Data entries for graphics
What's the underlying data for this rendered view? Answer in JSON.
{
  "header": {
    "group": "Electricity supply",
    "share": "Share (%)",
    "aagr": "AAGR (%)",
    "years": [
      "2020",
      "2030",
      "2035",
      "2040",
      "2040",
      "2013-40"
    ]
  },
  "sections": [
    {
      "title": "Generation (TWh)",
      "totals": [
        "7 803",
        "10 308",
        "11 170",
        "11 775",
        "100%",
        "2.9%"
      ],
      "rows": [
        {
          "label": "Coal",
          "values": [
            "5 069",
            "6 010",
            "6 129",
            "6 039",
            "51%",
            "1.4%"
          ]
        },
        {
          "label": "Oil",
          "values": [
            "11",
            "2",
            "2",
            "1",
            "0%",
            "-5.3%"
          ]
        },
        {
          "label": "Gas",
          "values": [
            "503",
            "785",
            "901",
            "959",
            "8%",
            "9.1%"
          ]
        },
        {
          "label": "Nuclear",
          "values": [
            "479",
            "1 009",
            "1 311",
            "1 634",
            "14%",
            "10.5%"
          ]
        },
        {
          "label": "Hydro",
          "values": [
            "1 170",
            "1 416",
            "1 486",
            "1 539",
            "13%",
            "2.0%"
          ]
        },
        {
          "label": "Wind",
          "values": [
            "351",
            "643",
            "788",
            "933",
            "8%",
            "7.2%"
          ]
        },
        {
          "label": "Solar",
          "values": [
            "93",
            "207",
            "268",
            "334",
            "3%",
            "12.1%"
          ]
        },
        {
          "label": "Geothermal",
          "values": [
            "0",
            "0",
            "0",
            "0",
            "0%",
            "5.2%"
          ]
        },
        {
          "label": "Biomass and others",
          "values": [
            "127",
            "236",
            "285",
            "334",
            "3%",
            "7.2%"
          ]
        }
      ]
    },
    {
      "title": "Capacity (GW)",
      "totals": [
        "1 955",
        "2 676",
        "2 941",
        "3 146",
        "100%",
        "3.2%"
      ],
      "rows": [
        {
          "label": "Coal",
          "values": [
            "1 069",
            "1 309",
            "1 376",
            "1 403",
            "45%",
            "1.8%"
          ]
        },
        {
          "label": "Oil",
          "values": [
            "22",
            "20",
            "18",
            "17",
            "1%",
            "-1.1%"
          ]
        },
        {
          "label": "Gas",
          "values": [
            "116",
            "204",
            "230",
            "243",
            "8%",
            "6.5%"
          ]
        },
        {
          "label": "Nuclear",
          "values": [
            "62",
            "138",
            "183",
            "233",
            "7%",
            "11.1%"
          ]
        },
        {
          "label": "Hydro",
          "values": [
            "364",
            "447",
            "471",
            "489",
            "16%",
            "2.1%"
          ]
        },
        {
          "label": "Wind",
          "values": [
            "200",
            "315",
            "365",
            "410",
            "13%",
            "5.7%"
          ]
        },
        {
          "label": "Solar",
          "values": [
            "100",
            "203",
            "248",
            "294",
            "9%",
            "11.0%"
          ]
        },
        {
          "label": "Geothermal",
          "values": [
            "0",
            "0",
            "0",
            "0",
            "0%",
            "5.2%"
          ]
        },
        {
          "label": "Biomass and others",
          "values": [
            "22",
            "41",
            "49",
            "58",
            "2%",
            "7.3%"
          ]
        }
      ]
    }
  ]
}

## Requirements:
Give the entries once more, exactly as they appear.

## Solution for this exercise:
What's the underlying data for this rendered view? Answer in JSON.
{
  "header": {
    "group": "Electricity supply",
    "share": "Share (%)",
    "aagr": "AAGR (%)",
    "years": [
      "2020",
      "2030",
      "2035",
      "2040",
      "2040",
      "2013-40"
    ]
  },
  "sections": [
    {
      "title": "Generation (TWh)",
      "totals": [
        "7 803",
        "10 308",
        "11 170",
        "11 775",
        "100%",
        "2.9%"
      ],
      "rows": [
        {
          "label": "Coal",
          "values": [
            "5 069",
            "6 010",
            "6 129",
            "6 039",
            "51%",
            "1.4%"
          ]
        },
        {
          "label": "Oil",
          "values": [
            "11",
            "2",
            "2",
            "1",
            "0%",
            "-5.3%"
          ]
        },
        {
          "label": "Gas",
          "values": [
            "503",
            "785",
            "901",
            "959",
            "8%",
            "9.1%"
          ]
        },
        {
          "label": "Nuclear",
          "values": [
            "479",
            "1 009",
            "1 311",
            "1 634",
            "14%",
            "10.5%"
          ]
        },
        {
          "label": "Hydro",
          "values": [
            "1 170",
            "1 416",
            "1 486",
            "1 539",
            "13%",
            "2.0%"
          ]
        },
        {
          "label": "Wind",
          "values": [
            "351",
            "643",
            "788",
            "933",
            "8%",
            "7.2%"
          ]
        },
        {
          "label": "Solar",
          "values": [
            "93",
            "207",
            "268",
            "334",
            "3%",
            "12.1%"
          ]
        },
        {
          "label": "Geothermal",
          "values": [
            "0",
            "0",
            "0",
            "0",
            "0%",
            "5.2%"
          ]
        },
        {
          "label": "Biomass and others",
          "values": [
            "127",
            "236",
            "285",
            "334",
            "3%",
            "7.2%"
          ]
        }
      ]
    },
    {
      "title": "Capacity (GW)",
      "totals": [
        "1 955",
        "2 676",
        "2 941",
        "3 146",
        "100%",
        "3.2%"
      ],
      "rows": [
        {
          "label": "Coal",
          "values": [
            "1 069",
            "1 309",
            "1 376",
            "1 403",
            "45%",
            "1.8%"
          ]
        },
        {
          "label": "Oil",
          "values": [
            "22",
            "20",
            "18",
            "17",
            "1%",
            "-1.1%"
          ]
        },
        {
          "label": "Gas",
          "values": [
            "116",
            "204",
            "230",
            "243",
            "8%",
            "6.5%"
          ]
        },
        {
          "label": "Nuclear",
          "values": [
            "62",
            "138",
            "183",
            "233",
            "7%",
            "11.1%"
          ]
        },
        {
          "label": "Hydro",
          "values": [
            "364",
            "447",
            "471",
            "489",
            "16%",
            "2.1%"
          ]
        },
        {
          "label": "Wind",
          "values": [
            "200",
            "315",
            "365",
            "410",
            "13%",
            "5.7%"
          ]
        },
        {
          "label": "Solar",
          "values": [
            "100",
            "203",
            "248",
            "294",
            "9%",
            "11.0%"
          ]
        },
        {
          "label": "Geothermal",
          "values": [
            "0",
            "0",
            "0",
            "0",
            "0%",
            "5.2%"
          ]
        },
        {
          "label": "Biomass and others",
          "values": [
            "22",
            "41",
            "49",
            "58",
            "2%",
            "7.3%"
          ]
        }
      ]
    }
  ]
}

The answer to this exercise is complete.